— WORK TO BE COMPLETED —
Look through the data below. Show each line where the string "Desktop" occurs.

— EXERCISE DATA —
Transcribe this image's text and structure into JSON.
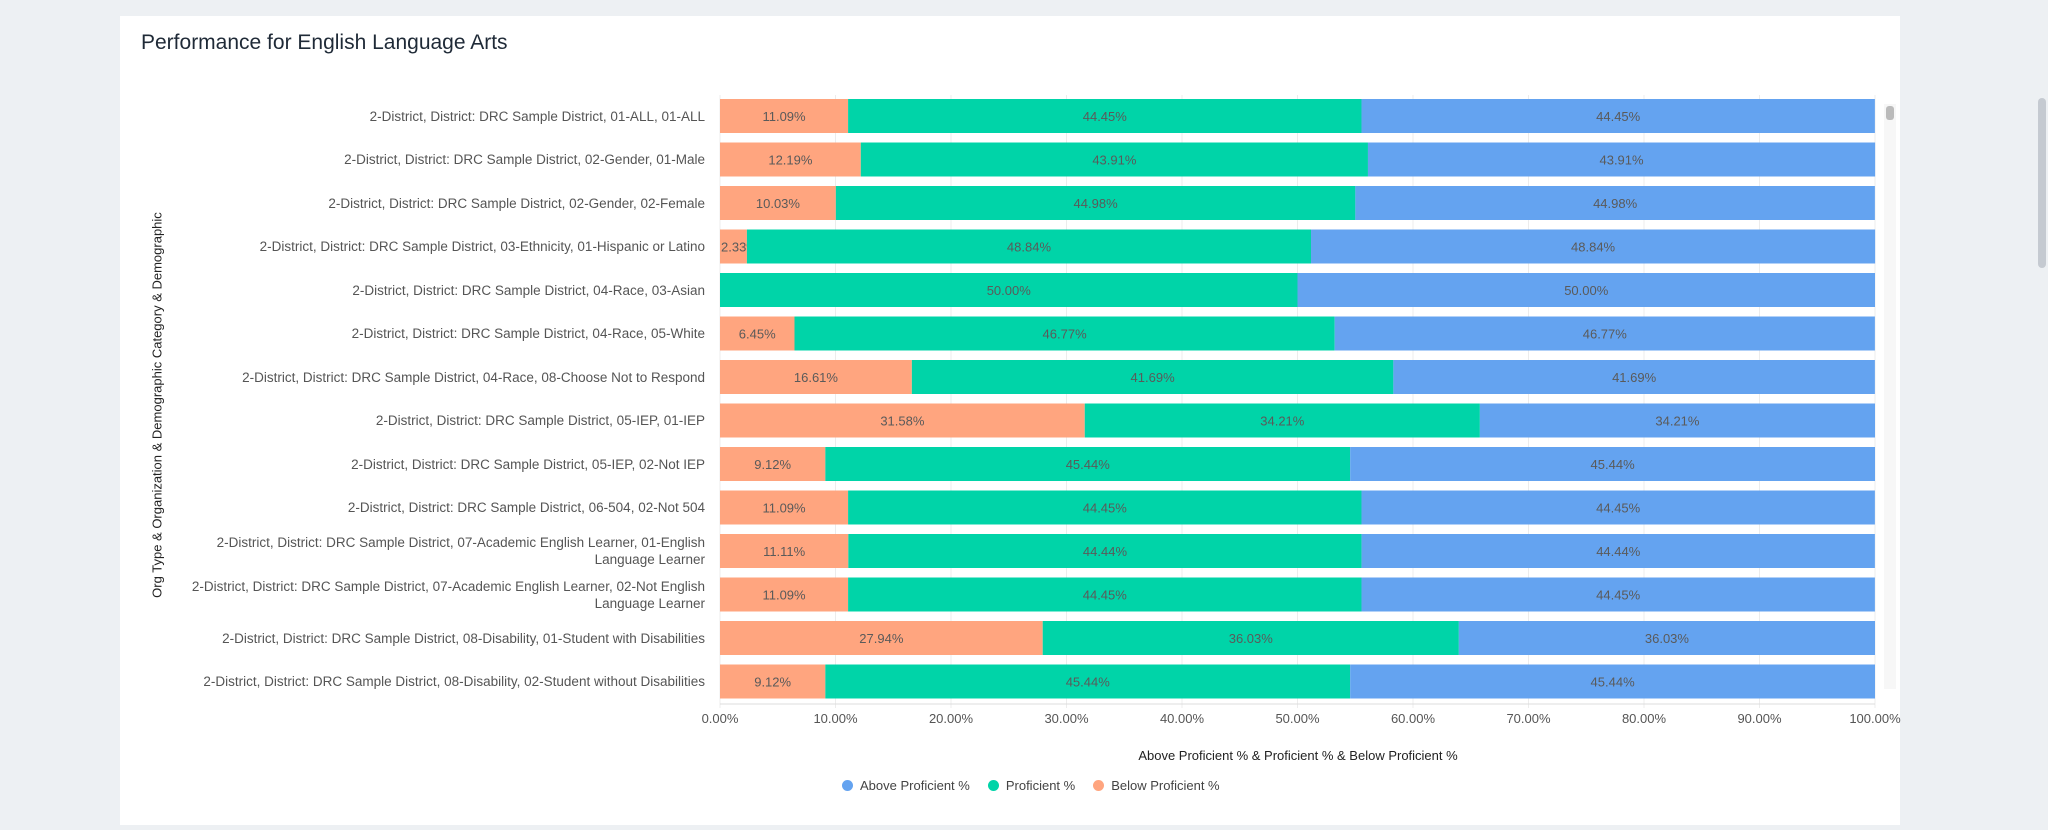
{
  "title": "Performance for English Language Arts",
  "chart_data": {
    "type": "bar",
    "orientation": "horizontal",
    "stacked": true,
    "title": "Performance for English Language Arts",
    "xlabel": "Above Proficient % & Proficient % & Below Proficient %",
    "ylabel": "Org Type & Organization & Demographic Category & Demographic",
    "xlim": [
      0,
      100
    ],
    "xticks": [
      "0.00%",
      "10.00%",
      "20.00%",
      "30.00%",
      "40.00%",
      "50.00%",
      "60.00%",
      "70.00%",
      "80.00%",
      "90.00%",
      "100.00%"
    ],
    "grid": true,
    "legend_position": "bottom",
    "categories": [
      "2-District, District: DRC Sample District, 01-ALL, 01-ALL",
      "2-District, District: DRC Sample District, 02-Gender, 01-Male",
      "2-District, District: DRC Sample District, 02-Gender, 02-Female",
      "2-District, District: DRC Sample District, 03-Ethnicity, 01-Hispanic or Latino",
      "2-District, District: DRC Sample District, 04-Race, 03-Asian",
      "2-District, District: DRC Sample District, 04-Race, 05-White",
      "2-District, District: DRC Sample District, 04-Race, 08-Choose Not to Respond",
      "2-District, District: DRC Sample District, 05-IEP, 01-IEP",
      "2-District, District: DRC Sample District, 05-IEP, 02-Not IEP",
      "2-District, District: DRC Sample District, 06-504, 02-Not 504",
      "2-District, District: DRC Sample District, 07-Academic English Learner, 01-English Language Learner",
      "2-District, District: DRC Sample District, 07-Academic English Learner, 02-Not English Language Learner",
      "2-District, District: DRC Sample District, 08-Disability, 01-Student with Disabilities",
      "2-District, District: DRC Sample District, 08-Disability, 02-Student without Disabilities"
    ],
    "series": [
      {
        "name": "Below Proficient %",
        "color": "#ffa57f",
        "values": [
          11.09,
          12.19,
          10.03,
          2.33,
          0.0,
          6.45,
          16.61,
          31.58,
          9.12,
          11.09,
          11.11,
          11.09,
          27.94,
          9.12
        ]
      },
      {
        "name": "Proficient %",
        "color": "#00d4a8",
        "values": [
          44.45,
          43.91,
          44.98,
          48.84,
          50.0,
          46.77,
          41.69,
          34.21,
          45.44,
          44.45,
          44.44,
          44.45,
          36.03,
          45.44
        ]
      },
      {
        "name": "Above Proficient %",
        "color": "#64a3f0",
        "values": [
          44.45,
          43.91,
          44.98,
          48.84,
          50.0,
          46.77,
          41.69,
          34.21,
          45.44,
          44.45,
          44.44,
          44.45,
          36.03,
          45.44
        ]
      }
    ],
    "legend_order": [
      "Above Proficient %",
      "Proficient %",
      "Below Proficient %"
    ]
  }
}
* * *
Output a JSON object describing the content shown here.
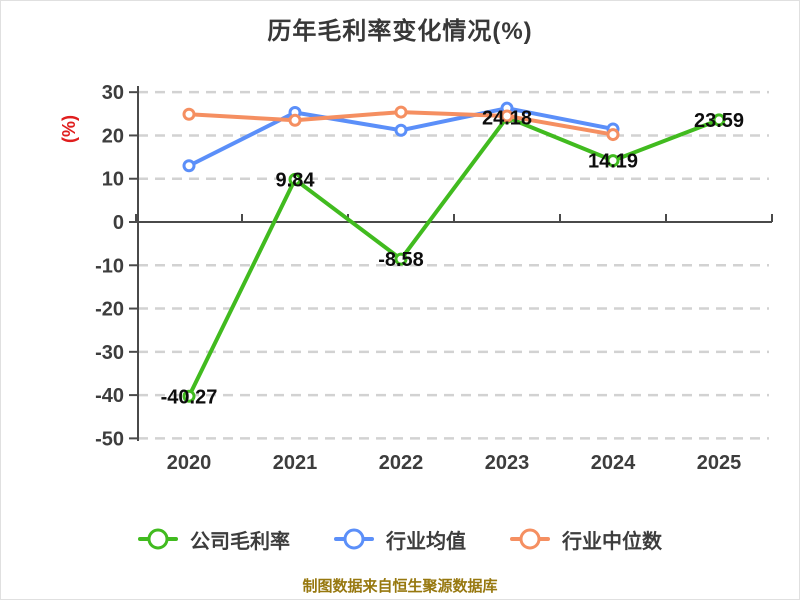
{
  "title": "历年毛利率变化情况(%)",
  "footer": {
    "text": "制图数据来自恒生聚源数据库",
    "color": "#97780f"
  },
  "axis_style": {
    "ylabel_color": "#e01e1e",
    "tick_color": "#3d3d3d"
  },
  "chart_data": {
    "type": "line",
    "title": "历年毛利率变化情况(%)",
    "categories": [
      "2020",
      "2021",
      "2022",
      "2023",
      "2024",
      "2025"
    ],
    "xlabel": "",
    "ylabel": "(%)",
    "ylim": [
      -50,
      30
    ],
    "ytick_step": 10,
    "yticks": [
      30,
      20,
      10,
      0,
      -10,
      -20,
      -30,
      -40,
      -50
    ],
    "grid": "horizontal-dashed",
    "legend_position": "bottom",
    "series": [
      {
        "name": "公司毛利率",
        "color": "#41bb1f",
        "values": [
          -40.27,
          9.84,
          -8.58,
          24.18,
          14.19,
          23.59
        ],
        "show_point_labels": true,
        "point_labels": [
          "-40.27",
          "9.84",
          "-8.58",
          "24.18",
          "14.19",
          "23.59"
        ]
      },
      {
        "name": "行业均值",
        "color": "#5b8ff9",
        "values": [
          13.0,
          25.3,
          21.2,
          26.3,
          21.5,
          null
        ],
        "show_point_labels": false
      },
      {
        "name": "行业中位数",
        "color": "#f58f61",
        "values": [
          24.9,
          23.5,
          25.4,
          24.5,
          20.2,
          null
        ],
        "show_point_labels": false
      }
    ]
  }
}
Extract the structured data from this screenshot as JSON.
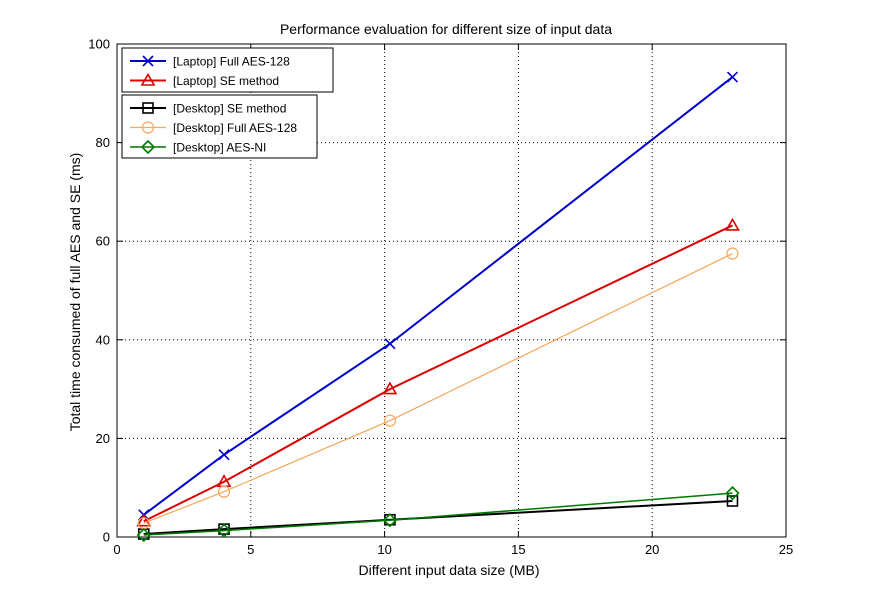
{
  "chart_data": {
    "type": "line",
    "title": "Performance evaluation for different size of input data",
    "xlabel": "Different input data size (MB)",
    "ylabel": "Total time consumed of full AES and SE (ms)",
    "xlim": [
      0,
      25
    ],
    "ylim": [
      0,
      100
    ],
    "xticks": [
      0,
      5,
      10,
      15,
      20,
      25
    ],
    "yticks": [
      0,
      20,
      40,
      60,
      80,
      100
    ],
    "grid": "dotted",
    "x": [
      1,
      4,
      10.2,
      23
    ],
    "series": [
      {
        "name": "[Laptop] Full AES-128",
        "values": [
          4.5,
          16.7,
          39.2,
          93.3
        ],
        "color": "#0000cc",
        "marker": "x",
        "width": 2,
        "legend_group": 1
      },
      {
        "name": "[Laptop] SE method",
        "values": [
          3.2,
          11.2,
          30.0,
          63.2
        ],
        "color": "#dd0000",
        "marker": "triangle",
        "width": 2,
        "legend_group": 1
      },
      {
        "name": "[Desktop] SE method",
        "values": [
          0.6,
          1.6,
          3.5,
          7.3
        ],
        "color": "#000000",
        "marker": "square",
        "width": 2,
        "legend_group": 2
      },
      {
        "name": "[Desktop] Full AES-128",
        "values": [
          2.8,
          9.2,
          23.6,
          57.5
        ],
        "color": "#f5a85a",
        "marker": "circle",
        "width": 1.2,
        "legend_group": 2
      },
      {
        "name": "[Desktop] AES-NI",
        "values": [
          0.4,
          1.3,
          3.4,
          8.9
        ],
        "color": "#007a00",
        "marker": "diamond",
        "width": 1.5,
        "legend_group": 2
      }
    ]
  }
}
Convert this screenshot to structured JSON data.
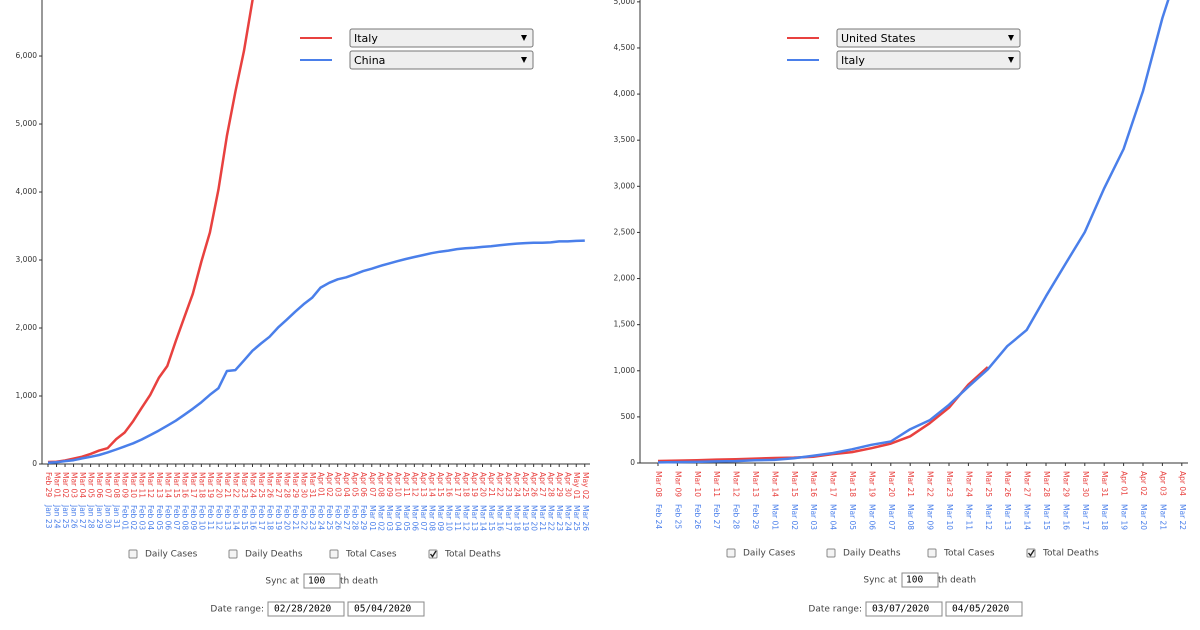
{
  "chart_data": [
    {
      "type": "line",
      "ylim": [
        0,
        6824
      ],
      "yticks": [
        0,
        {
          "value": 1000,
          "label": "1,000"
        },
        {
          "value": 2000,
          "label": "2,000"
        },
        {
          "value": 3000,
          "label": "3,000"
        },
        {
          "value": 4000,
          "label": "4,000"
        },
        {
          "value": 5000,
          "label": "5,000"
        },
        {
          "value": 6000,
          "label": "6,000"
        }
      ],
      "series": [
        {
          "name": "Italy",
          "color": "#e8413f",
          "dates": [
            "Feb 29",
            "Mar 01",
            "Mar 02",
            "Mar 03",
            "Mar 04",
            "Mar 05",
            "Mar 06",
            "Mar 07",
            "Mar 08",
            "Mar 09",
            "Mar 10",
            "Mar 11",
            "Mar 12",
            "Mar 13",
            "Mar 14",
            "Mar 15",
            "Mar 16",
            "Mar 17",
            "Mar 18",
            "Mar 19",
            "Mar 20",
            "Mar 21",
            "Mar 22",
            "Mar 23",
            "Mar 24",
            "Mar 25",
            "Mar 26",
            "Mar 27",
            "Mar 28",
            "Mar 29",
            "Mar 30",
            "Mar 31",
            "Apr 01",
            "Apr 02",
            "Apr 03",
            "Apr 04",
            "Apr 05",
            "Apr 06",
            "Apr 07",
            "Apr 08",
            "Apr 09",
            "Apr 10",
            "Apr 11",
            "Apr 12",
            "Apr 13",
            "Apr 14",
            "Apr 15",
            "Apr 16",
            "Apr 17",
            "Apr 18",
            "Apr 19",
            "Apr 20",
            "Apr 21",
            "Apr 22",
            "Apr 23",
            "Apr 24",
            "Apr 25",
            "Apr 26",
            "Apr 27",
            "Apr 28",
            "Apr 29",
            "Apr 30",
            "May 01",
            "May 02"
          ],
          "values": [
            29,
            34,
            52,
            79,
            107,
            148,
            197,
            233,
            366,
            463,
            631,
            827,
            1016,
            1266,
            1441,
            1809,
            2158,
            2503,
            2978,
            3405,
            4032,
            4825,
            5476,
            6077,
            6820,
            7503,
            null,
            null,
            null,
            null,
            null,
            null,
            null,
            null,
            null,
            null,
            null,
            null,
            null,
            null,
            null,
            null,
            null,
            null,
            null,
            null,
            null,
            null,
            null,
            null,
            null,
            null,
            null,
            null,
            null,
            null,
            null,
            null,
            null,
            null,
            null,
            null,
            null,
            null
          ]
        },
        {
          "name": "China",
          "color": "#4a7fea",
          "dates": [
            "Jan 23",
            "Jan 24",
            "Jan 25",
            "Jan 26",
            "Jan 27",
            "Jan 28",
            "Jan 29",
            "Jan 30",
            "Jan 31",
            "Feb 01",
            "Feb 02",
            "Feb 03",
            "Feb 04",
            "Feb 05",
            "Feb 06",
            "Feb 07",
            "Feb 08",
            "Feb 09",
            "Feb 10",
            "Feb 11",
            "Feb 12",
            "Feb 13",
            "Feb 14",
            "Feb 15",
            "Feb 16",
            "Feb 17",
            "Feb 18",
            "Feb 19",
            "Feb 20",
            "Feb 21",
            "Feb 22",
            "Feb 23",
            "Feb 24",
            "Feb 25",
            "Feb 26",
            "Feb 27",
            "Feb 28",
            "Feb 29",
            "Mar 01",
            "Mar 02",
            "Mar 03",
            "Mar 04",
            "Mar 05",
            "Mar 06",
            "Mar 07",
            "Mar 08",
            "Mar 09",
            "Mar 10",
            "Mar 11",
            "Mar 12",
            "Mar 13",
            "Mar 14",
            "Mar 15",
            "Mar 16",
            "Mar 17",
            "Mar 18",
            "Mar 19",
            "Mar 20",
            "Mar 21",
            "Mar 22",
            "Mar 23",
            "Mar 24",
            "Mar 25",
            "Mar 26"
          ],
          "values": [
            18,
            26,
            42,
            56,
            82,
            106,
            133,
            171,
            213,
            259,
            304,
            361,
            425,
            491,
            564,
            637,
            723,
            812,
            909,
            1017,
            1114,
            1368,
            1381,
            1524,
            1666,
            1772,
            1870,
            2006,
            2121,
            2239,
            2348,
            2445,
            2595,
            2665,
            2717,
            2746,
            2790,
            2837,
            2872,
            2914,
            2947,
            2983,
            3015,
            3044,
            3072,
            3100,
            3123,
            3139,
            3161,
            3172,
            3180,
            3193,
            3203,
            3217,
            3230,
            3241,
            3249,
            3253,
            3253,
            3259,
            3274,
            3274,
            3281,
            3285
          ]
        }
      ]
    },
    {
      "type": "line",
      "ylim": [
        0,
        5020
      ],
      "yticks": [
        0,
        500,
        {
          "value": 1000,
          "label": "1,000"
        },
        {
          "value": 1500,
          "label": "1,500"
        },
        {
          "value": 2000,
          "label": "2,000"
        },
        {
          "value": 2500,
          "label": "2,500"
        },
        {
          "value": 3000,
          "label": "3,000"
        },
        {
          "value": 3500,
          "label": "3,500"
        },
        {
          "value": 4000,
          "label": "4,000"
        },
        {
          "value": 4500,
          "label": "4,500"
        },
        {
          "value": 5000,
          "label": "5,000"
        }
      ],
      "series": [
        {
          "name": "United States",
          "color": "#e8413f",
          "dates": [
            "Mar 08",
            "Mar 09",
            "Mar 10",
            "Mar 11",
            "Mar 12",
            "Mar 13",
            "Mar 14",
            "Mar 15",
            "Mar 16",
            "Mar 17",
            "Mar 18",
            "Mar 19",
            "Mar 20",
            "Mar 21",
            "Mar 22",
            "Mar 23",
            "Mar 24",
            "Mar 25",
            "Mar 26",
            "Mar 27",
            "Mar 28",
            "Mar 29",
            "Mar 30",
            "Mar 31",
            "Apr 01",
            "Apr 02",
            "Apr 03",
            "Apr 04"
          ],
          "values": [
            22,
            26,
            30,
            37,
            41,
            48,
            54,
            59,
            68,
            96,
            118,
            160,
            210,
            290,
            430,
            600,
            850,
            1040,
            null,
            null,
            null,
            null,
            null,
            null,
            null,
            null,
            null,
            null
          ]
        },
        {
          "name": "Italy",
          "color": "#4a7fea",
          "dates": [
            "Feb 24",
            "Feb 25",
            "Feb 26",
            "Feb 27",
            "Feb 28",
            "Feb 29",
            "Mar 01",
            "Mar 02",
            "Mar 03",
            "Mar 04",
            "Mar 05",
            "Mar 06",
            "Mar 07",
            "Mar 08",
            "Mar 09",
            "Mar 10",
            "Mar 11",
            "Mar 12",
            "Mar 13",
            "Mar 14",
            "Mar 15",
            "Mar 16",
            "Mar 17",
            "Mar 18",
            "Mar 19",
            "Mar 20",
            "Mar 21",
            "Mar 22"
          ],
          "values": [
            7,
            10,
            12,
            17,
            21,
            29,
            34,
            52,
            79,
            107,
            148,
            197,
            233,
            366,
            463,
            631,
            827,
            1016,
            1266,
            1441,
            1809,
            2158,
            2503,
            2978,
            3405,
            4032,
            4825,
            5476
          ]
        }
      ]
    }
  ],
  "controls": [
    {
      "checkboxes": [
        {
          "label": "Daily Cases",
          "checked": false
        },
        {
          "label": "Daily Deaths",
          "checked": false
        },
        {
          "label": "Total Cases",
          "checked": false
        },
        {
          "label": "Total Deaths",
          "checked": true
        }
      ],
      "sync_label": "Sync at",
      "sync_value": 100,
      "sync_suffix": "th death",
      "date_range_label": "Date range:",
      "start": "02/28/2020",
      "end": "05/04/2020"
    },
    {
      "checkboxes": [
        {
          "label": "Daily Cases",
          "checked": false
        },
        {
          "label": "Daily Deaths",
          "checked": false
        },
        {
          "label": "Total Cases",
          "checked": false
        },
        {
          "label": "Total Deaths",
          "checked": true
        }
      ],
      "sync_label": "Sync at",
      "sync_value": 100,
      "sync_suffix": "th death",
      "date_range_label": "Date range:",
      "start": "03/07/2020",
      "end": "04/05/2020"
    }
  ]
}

— SOLUTION —
        "name": "[Desktop] SE method",
        "name": "[Desktop] Full AES-128",
        "name": "[Desktop] AES-NI",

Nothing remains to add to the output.